● WHAT THE EXERCISE ASKS: For the material that follows, list every line containing the word "unità".

● TASK INPUT:
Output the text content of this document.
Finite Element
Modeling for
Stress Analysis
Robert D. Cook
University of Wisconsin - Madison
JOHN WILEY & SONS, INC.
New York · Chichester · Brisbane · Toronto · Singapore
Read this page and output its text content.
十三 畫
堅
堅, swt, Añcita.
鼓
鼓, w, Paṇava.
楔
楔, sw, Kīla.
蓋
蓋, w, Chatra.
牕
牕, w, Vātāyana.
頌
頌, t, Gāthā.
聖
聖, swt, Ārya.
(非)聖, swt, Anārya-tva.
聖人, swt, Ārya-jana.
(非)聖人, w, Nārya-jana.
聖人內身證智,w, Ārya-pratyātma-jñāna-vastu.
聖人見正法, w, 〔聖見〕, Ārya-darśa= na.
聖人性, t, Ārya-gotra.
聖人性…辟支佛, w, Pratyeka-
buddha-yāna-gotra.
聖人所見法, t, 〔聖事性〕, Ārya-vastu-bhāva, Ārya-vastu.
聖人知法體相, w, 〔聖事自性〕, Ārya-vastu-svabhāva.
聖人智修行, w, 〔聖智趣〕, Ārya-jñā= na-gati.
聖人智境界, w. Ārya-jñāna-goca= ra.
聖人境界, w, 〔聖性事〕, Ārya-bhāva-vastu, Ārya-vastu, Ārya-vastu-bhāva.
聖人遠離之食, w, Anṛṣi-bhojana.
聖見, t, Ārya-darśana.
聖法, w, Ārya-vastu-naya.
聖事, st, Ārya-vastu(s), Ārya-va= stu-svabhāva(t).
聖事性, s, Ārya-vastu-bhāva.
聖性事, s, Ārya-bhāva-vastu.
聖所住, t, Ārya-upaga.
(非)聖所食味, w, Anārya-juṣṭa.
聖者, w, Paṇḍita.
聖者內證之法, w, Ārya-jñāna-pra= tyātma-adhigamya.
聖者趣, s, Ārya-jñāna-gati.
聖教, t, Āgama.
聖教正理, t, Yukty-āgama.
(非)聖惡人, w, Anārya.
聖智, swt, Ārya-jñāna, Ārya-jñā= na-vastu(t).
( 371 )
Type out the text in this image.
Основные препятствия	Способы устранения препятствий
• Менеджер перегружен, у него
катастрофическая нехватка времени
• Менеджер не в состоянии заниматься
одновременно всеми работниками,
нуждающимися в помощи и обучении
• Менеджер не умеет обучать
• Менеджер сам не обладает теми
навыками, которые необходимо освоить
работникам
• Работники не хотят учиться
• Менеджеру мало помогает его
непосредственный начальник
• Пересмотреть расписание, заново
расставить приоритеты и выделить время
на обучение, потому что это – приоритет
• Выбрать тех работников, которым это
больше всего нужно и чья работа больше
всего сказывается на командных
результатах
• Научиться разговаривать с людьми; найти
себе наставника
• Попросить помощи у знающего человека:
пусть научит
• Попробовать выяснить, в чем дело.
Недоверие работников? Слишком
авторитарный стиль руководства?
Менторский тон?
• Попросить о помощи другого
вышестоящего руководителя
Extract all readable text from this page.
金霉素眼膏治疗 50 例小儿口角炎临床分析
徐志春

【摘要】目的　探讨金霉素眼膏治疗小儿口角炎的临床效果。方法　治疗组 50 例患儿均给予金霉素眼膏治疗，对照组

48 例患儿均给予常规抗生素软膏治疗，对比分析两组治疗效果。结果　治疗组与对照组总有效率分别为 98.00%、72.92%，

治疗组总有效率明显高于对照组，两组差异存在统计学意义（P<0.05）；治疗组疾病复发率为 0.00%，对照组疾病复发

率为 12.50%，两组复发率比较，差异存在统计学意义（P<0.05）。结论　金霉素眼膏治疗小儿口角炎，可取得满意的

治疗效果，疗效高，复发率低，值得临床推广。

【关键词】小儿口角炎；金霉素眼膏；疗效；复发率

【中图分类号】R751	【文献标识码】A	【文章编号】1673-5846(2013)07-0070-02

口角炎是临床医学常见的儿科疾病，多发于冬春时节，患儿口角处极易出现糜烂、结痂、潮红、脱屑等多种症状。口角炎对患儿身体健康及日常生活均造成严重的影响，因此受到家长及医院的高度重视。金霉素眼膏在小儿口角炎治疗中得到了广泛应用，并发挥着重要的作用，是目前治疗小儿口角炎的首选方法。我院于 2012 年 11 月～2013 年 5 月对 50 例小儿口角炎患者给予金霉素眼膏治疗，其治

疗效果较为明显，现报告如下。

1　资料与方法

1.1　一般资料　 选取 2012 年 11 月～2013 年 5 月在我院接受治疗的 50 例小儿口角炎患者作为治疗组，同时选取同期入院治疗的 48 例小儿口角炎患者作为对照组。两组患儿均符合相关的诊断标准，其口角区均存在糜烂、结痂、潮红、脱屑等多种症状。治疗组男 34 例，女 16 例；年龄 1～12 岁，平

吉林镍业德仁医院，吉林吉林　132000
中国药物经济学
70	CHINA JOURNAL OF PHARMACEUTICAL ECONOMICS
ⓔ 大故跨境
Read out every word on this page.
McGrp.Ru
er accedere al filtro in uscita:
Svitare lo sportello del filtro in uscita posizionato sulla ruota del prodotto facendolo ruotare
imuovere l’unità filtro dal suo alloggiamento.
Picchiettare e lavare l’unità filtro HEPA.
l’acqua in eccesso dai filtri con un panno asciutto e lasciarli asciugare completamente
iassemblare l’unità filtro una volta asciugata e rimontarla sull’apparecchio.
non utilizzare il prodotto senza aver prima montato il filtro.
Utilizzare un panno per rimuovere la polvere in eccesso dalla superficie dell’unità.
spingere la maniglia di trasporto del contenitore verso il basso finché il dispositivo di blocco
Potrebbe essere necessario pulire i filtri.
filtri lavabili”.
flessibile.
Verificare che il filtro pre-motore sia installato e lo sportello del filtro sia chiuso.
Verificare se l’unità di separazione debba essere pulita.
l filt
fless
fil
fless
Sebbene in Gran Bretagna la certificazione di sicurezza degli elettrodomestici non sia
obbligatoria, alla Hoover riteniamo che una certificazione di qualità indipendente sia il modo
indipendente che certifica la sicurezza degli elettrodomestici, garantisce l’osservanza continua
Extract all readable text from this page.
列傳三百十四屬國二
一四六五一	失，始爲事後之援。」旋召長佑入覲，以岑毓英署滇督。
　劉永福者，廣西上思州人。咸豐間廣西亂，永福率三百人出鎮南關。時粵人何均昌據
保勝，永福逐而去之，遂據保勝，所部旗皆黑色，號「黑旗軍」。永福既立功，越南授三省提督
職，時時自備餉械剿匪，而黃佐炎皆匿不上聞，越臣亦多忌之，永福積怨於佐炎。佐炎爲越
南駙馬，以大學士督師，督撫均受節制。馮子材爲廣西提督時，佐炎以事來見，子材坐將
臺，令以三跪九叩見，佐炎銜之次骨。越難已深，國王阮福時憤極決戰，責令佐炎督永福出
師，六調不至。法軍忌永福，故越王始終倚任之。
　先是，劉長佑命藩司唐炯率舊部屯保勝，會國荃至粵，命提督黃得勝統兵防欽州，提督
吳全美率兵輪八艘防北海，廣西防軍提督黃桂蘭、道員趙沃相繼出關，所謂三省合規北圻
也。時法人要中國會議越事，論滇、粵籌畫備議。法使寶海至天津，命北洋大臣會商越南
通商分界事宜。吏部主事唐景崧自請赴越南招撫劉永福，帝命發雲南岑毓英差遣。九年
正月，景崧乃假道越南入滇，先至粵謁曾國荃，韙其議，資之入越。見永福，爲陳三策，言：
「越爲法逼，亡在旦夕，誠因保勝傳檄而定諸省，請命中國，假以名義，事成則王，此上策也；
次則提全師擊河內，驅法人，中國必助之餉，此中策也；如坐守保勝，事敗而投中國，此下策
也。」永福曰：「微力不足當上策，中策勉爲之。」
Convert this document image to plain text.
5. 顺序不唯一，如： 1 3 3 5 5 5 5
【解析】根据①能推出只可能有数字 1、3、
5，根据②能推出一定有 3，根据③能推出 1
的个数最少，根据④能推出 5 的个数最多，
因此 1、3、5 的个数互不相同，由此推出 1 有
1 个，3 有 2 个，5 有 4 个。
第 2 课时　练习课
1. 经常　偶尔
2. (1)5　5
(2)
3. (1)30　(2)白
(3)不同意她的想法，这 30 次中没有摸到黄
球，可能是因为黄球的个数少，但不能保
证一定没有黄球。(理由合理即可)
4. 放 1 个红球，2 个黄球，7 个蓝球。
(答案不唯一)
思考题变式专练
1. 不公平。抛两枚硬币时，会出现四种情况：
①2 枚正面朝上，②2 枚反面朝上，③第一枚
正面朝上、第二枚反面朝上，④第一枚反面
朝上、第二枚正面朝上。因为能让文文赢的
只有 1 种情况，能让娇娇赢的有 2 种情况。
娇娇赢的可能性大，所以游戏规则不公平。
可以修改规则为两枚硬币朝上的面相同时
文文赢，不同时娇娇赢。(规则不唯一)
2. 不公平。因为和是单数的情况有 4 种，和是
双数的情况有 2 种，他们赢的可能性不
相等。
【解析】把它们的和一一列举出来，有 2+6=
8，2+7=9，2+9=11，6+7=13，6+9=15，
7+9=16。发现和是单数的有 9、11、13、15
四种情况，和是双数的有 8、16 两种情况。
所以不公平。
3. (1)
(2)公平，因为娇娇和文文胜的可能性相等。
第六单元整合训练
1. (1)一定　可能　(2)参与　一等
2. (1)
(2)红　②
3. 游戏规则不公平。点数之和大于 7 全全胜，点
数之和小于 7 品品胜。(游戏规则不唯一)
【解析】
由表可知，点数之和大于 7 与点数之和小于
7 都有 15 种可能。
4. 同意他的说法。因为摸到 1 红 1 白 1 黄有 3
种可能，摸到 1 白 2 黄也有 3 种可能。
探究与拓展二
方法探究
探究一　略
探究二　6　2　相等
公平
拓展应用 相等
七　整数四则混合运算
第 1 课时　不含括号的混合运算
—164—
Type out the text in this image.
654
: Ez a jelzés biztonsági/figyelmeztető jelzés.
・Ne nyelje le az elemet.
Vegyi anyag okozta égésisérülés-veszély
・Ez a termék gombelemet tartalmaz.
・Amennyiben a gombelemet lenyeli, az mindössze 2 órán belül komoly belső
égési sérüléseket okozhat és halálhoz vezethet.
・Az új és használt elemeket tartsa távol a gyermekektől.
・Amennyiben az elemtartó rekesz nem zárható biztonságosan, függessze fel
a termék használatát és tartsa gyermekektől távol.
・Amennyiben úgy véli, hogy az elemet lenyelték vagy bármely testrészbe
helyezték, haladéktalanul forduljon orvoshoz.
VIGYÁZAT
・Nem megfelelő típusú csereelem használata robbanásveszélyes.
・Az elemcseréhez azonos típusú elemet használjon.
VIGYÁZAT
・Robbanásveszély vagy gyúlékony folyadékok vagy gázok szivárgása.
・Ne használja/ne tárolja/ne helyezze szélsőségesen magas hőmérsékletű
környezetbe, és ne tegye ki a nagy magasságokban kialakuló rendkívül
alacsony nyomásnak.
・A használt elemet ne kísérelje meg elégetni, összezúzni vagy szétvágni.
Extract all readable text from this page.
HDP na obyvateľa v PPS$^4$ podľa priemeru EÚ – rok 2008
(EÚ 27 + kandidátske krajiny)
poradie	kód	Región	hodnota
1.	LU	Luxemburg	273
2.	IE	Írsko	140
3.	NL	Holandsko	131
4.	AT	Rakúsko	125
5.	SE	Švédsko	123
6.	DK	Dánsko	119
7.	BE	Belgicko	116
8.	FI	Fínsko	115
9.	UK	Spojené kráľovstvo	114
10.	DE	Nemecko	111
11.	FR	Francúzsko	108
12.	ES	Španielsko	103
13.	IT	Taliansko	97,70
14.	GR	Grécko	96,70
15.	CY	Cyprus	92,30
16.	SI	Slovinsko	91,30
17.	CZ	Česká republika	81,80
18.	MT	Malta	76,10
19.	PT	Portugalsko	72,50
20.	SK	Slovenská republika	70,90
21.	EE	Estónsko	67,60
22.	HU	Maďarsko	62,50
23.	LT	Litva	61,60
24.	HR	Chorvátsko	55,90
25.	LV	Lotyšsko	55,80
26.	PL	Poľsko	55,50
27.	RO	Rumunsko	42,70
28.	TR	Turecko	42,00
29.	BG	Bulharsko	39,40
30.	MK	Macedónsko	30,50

● SOLUTION TO THE EXERCISE:
imuovere l’unità filtro dal suo alloggiamento.
Picchiettare e lavare l’unità filtro HEPA.
iassemblare l’unità filtro una volta asciugata e rimontarla sull’apparecchio.
Utilizzare un panno per rimuovere la polvere in eccesso dalla superficie dell’unità.
Verificare se l’unità di separazione debba essere pulita.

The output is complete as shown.